Collected data entries:
____________

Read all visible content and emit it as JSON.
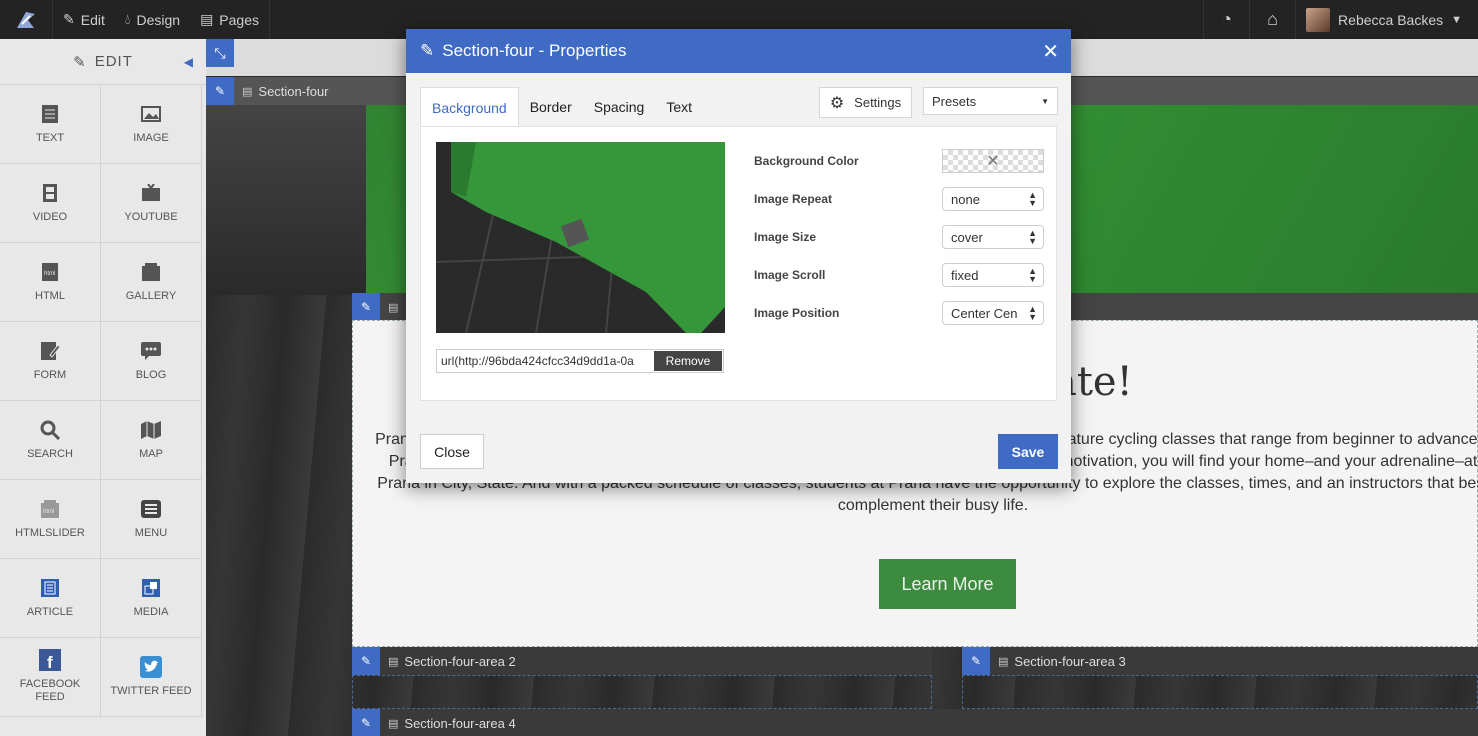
{
  "topbar": {
    "edit_label": "Edit",
    "design_label": "Design",
    "pages_label": "Pages",
    "user_name": "Rebecca Backes"
  },
  "sidebar": {
    "title": "EDIT",
    "tiles": [
      {
        "label": "TEXT",
        "icon": "text-icon"
      },
      {
        "label": "IMAGE",
        "icon": "image-icon"
      },
      {
        "label": "VIDEO",
        "icon": "video-icon"
      },
      {
        "label": "YOUTUBE",
        "icon": "youtube-icon"
      },
      {
        "label": "HTML",
        "icon": "html-icon"
      },
      {
        "label": "GALLERY",
        "icon": "gallery-icon"
      },
      {
        "label": "FORM",
        "icon": "form-icon"
      },
      {
        "label": "BLOG",
        "icon": "blog-icon"
      },
      {
        "label": "SEARCH",
        "icon": "search-icon"
      },
      {
        "label": "MAP",
        "icon": "map-icon"
      },
      {
        "label": "HTMLSLIDER",
        "icon": "htmlslider-icon"
      },
      {
        "label": "MENU",
        "icon": "menu-icon"
      },
      {
        "label": "ARTICLE",
        "icon": "article-icon"
      },
      {
        "label": "MEDIA",
        "icon": "media-icon"
      },
      {
        "label": "FACEBOOK FEED",
        "icon": "facebook-icon"
      },
      {
        "label": "TWITTER FEED",
        "icon": "twitter-icon"
      }
    ]
  },
  "canvas": {
    "section_label": "Section-four",
    "area2_label": "Section-four-area 2",
    "area3_label": "Section-four-area 3",
    "area4_label": "Section-four-area 4",
    "heading": "ate!",
    "paragraph": "Prana cycle studio in City, State is the newest, hottest group exercise option in the Area. With signature cycling classes that range from beginner to advanced, Prana caters to every level of fitness. Whether you are new to exercise or in search of workout motivation, you will find your home–and your adrenaline–at Prana in City, State. And with a packed schedule of classes, students at Prana have the opportunity to explore the classes, times, and an instructors that best complement their busy life.",
    "learn_more": "Learn More"
  },
  "modal": {
    "title": "Section-four - Properties",
    "tabs": [
      "Background",
      "Border",
      "Spacing",
      "Text"
    ],
    "settings_label": "Settings",
    "presets_value": "Presets",
    "url_value": "url(http://96bda424cfcc34d9dd1a-0a",
    "remove_label": "Remove",
    "props": {
      "bg_color_label": "Background Color",
      "repeat_label": "Image Repeat",
      "repeat_value": "none",
      "size_label": "Image Size",
      "size_value": "cover",
      "scroll_label": "Image Scroll",
      "scroll_value": "fixed",
      "position_label": "Image Position",
      "position_value": "Center Cen"
    },
    "close_label": "Close",
    "save_label": "Save"
  },
  "colors": {
    "accent": "#3f6bc4",
    "button_green": "#3d8b3f"
  }
}
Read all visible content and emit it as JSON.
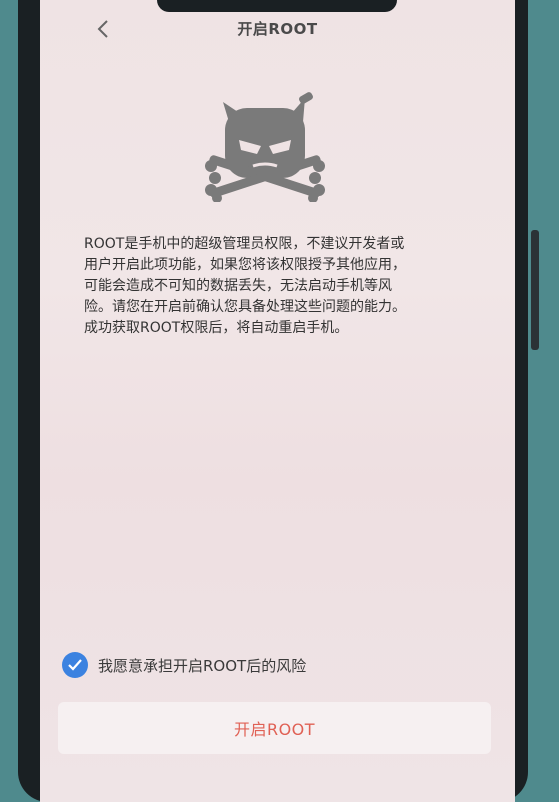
{
  "header": {
    "title": "开启ROOT"
  },
  "description": "ROOT是手机中的超级管理员权限，不建议开发者或\n用户开启此项功能，如果您将该权限授予其他应用，\n可能会造成不可知的数据丢失，无法启动手机等风\n险。请您在开启前确认您具备处理这些问题的能力。\n成功获取ROOT权限后，将自动重启手机。",
  "agreement": {
    "label": "我愿意承担开启ROOT后的风险",
    "checked": true
  },
  "action": {
    "label": "开启ROOT"
  },
  "colors": {
    "accent": "#3b82e0",
    "danger": "#e06155"
  }
}
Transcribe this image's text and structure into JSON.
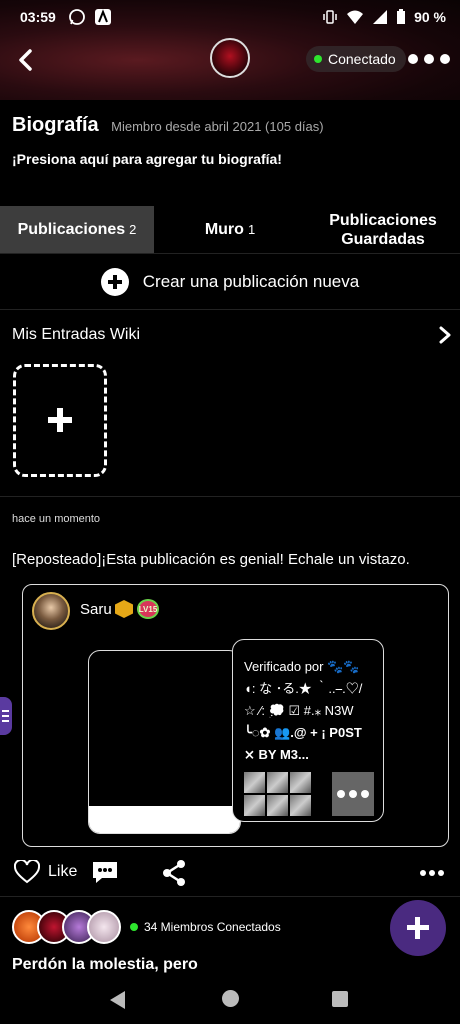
{
  "statusbar": {
    "time": "03:59",
    "battery": "90 %"
  },
  "header": {
    "status_label": "Conectado"
  },
  "bio": {
    "title": "Biografía",
    "member_since": "Miembro desde abril 2021 (105 días)",
    "cta": "¡Presiona aquí para agregar tu biografía!"
  },
  "tabs": [
    {
      "label": "Publicaciones",
      "count": "2"
    },
    {
      "label": "Muro",
      "count": "1"
    },
    {
      "label": "Publicaciones Guardadas",
      "count": ""
    }
  ],
  "create_post": {
    "label": "Crear una publicación nueva"
  },
  "wiki": {
    "title": "Mis Entradas Wiki"
  },
  "post": {
    "time": "hace un momento",
    "text": "[Reposteado]¡Esta publicación es genial! Echale un vistazo.",
    "repost": {
      "author": "Saru",
      "level": "LV15",
      "card_lines": [
        "Verificado por 🐾🐾",
        "◖: な ･る.★ ‵..⎯.♡/",
        "☆ ⁄: 💭 ☑ #.⁎ N3W",
        "╰◌✿ 👥.@ + ¡ P0ST",
        "⨯ BY M3..."
      ]
    },
    "like_label": "Like"
  },
  "members": {
    "count_label": "34 Miembros Conectados"
  },
  "next_post": {
    "title": "Perdón la molestia, pero"
  },
  "colors": {
    "accent": "#4a2a80",
    "online": "#2ee52e",
    "active_tab": "#3d3d3d"
  },
  "icons": [
    "back-arrow-icon",
    "more-icon",
    "plus-circle-icon",
    "chevron-right-icon",
    "heart-icon",
    "comment-icon",
    "share-icon",
    "plus-icon"
  ]
}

____________

#### Short task:
Quote exactly, and nothing besides, the lines from the one with "Transcribe this image's" through the end of the records above; include both ends and omit the pictures.

#### Answer to this exercise:
Transcribe this image's text and structure into JSON.
{
  "statusbar": {
    "time": "03:59",
    "battery": "90 %"
  },
  "header": {
    "status_label": "Conectado"
  },
  "bio": {
    "title": "Biografía",
    "member_since": "Miembro desde abril 2021 (105 días)",
    "cta": "¡Presiona aquí para agregar tu biografía!"
  },
  "tabs": [
    {
      "label": "Publicaciones",
      "count": "2"
    },
    {
      "label": "Muro",
      "count": "1"
    },
    {
      "label": "Publicaciones Guardadas",
      "count": ""
    }
  ],
  "create_post": {
    "label": "Crear una publicación nueva"
  },
  "wiki": {
    "title": "Mis Entradas Wiki"
  },
  "post": {
    "time": "hace un momento",
    "text": "[Reposteado]¡Esta publicación es genial! Echale un vistazo.",
    "repost": {
      "author": "Saru",
      "level": "LV15",
      "card_lines": [
        "Verificado por 🐾🐾",
        "◖: な ･る.★ ‵..⎯.♡/",
        "☆ ⁄: 💭 ☑ #.⁎ N3W",
        "╰◌✿ 👥.@ + ¡ P0ST",
        "⨯ BY M3..."
      ]
    },
    "like_label": "Like"
  },
  "members": {
    "count_label": "34 Miembros Conectados"
  },
  "next_post": {
    "title": "Perdón la molestia, pero"
  },
  "colors": {
    "accent": "#4a2a80",
    "online": "#2ee52e",
    "active_tab": "#3d3d3d"
  },
  "icons": [
    "back-arrow-icon",
    "more-icon",
    "plus-circle-icon",
    "chevron-right-icon",
    "heart-icon",
    "comment-icon",
    "share-icon",
    "plus-icon"
  ]
}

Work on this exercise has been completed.